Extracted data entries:

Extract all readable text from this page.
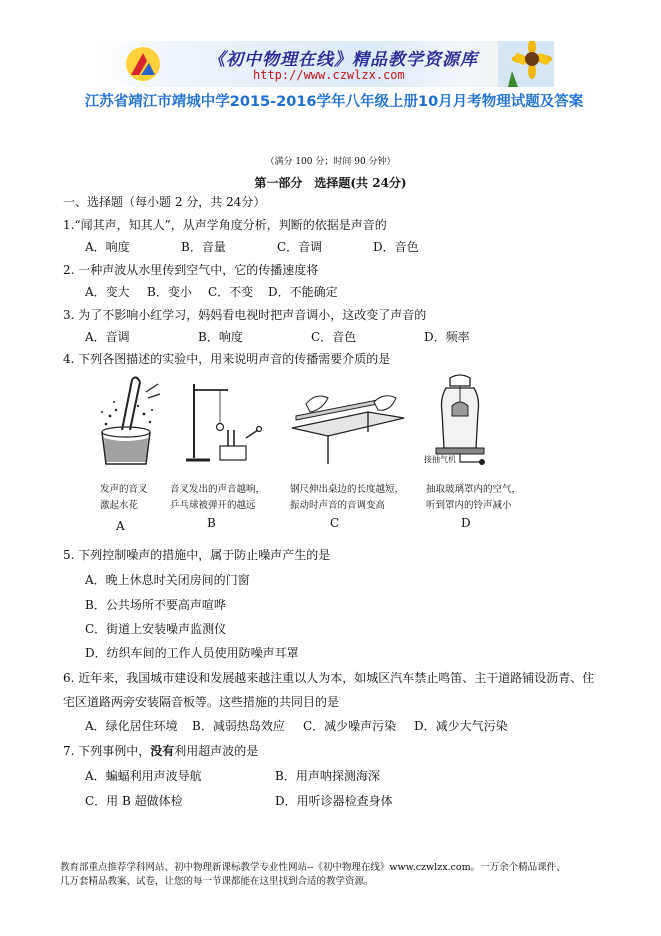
《初中物理在线》精品教学资源库
http://www.czwlzx.com
江苏省靖江市靖城中学2015-2016学年八年级上册10月月考物理试题及答案
（满分 100 分；时间 90 分钟）
第一部分　选择题(共 24分)
一、选择题（每小题 2 分，共 24分）
1.“闻其声，知其人”，从声学角度分析，判断的依据是声音的
A．响度	B．音量	C．音调	D．音色
2. 一种声波从水里传到空气中，它的传播速度将
A．变大 B．变小 C．不变 D．不能确定
3. 为了不影响小红学习，妈妈看电视时把声音调小，这改变了声音的
A．音调	B．响度	C．音色	D．频率
4. 下列各图描述的实验中，用来说明声音的传播需要介质的是
接抽气机
发声的音叉
激起水花
音叉发出的声音越响，
乒乓球被弹开的越远
钢尺伸出桌边的长度越短，
振动时声音的音调变高
抽取玻璃罩内的空气，
听到罩内的铃声减小
A	B	C	D
5. 下列控制噪声的措施中，属于防止噪声产生的是
A．晚上休息时关闭房间的门窗
B．公共场所不要高声喧哗
C．街道上安装噪声监测仪
D．纺织车间的工作人员使用防噪声耳罩
6. 近年来，我国城市建设和发展越来越注重以人为本，如城区汽车禁止鸣笛、主干道路铺设沥青、住
宅区道路两旁安装隔音板等。这些措施的共同目的是
A．绿化居住环境 B．减弱热岛效应 C．减少噪声污染 D．减少大气污染
7. 下列事例中，没有利用超声波的是
A．蝙蝠利用声波导航	B．用声呐探测海深
C．用 B 超做体检	D．用听诊器检查身体
教育部重点推荐学科网站、初中物理新课标教学专业性网站--《初中物理在线》www.czwlzx.com。一万余个精品课件、
几万套精品教案、试卷，让您的每一节课都能在这里找到合适的教学资源。
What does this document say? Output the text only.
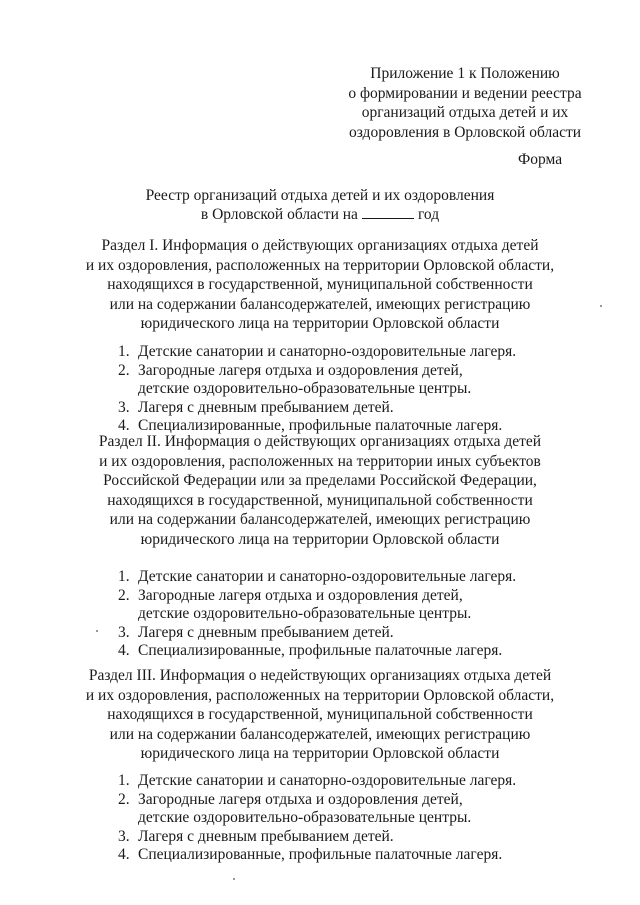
Приложение 1 к Положению
о формировании и ведении реестра
организаций отдыха детей и их
оздоровления в Орловской области
Форма
Реестр организаций отдыха детей и их оздоровления
в Орловской области на	год
Раздел I. Информация о действующих организациях отдыха детей
и их оздоровления, расположенных на территории Орловской области,
находящихся в государственной, муниципальной собственности
или на содержании балансодержателей, имеющих регистрацию
юридического лица на территории Орловской области
1. Детские санатории и санаторно-оздоровительные лагеря.
2. Загородные лагеря отдыха и оздоровления детей,
детские оздоровительно-образовательные центры.
3. Лагеря с дневным пребыванием детей.
4. Специализированные, профильные палаточные лагеря.
Раздел II. Информация о действующих организациях отдыха детей
и их оздоровления, расположенных на территории иных субъектов
Российской Федерации или за пределами Российской Федерации,
находящихся в государственной, муниципальной собственности
или на содержании балансодержателей, имеющих регистрацию
юридического лица на территории Орловской области
1. Детские санатории и санаторно-оздоровительные лагеря.
2. Загородные лагеря отдыха и оздоровления детей,
детские оздоровительно-образовательные центры.
3. Лагеря с дневным пребыванием детей.
4. Специализированные, профильные палаточные лагеря.
Раздел III. Информация о недействующих организациях отдыха детей
и их оздоровления, расположенных на территории Орловской области,
находящихся в государственной, муниципальной собственности
или на содержании балансодержателей, имеющих регистрацию
юридического лица на территории Орловской области
1. Детские санатории и санаторно-оздоровительные лагеря.
2. Загородные лагеря отдыха и оздоровления детей,
детские оздоровительно-образовательные центры.
3. Лагеря с дневным пребыванием детей.
4. Специализированные, профильные палаточные лагеря.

◆ Aim of the exercise:
Set down all the data again exactly as above, pictures excluded.

◆ Correct response:
Extract all readable text from this page.
《初中物理在线》精品教学资源库
http://www.czwlzx.com
江苏省靖江市靖城中学2015-2016学年八年级上册10月月考物理试题及答案
（满分 100 分；时间 90 分钟）
第一部分　选择题(共 24分)
一、选择题（每小题 2 分，共 24分）
1.“闻其声，知其人”，从声学角度分析，判断的依据是声音的
A．响度	B．音量	C．音调	D．音色
2. 一种声波从水里传到空气中，它的传播速度将
A．变大 B．变小 C．不变 D．不能确定
3. 为了不影响小红学习，妈妈看电视时把声音调小，这改变了声音的
A．音调	B．响度	C．音色	D．频率
4. 下列各图描述的实验中，用来说明声音的传播需要介质的是
接抽气机
发声的音叉
激起水花
音叉发出的声音越响，
乒乓球被弹开的越远
钢尺伸出桌边的长度越短，
振动时声音的音调变高
抽取玻璃罩内的空气，
听到罩内的铃声减小
A	B	C	D
5. 下列控制噪声的措施中，属于防止噪声产生的是
A．晚上休息时关闭房间的门窗
B．公共场所不要高声喧哗
C．街道上安装噪声监测仪
D．纺织车间的工作人员使用防噪声耳罩
6. 近年来，我国城市建设和发展越来越注重以人为本，如城区汽车禁止鸣笛、主干道路铺设沥青、住
宅区道路两旁安装隔音板等。这些措施的共同目的是
A．绿化居住环境 B．减弱热岛效应 C．减少噪声污染 D．减少大气污染
7. 下列事例中，没有利用超声波的是
A．蝙蝠利用声波导航	B．用声呐探测海深
C．用 B 超做体检	D．用听诊器检查身体
教育部重点推荐学科网站、初中物理新课标教学专业性网站--《初中物理在线》www.czwlzx.com。一万余个精品课件、
几万套精品教案、试卷，让您的每一节课都能在这里找到合适的教学资源。
What does this document say? Output the text only.
Приложение 1 к Положению
о формировании и ведении реестра
организаций отдыха детей и их
оздоровления в Орловской области
Форма
Реестр организаций отдыха детей и их оздоровления
в Орловской области на	год
Раздел I. Информация о действующих организациях отдыха детей
и их оздоровления, расположенных на территории Орловской области,
находящихся в государственной, муниципальной собственности
или на содержании балансодержателей, имеющих регистрацию
юридического лица на территории Орловской области
1. Детские санатории и санаторно-оздоровительные лагеря.
2. Загородные лагеря отдыха и оздоровления детей,
детские оздоровительно-образовательные центры.
3. Лагеря с дневным пребыванием детей.
4. Специализированные, профильные палаточные лагеря.
Раздел II. Информация о действующих организациях отдыха детей
и их оздоровления, расположенных на территории иных субъектов
Российской Федерации или за пределами Российской Федерации,
находящихся в государственной, муниципальной собственности
или на содержании балансодержателей, имеющих регистрацию
юридического лица на территории Орловской области
1. Детские санатории и санаторно-оздоровительные лагеря.
2. Загородные лагеря отдыха и оздоровления детей,
детские оздоровительно-образовательные центры.
3. Лагеря с дневным пребыванием детей.
4. Специализированные, профильные палаточные лагеря.
Раздел III. Информация о недействующих организациях отдыха детей
и их оздоровления, расположенных на территории Орловской области,
находящихся в государственной, муниципальной собственности
или на содержании балансодержателей, имеющих регистрацию
юридического лица на территории Орловской области
1. Детские санатории и санаторно-оздоровительные лагеря.
2. Загородные лагеря отдыха и оздоровления детей,
детские оздоровительно-образовательные центры.
3. Лагеря с дневным пребыванием детей.
4. Специализированные, профильные палаточные лагеря.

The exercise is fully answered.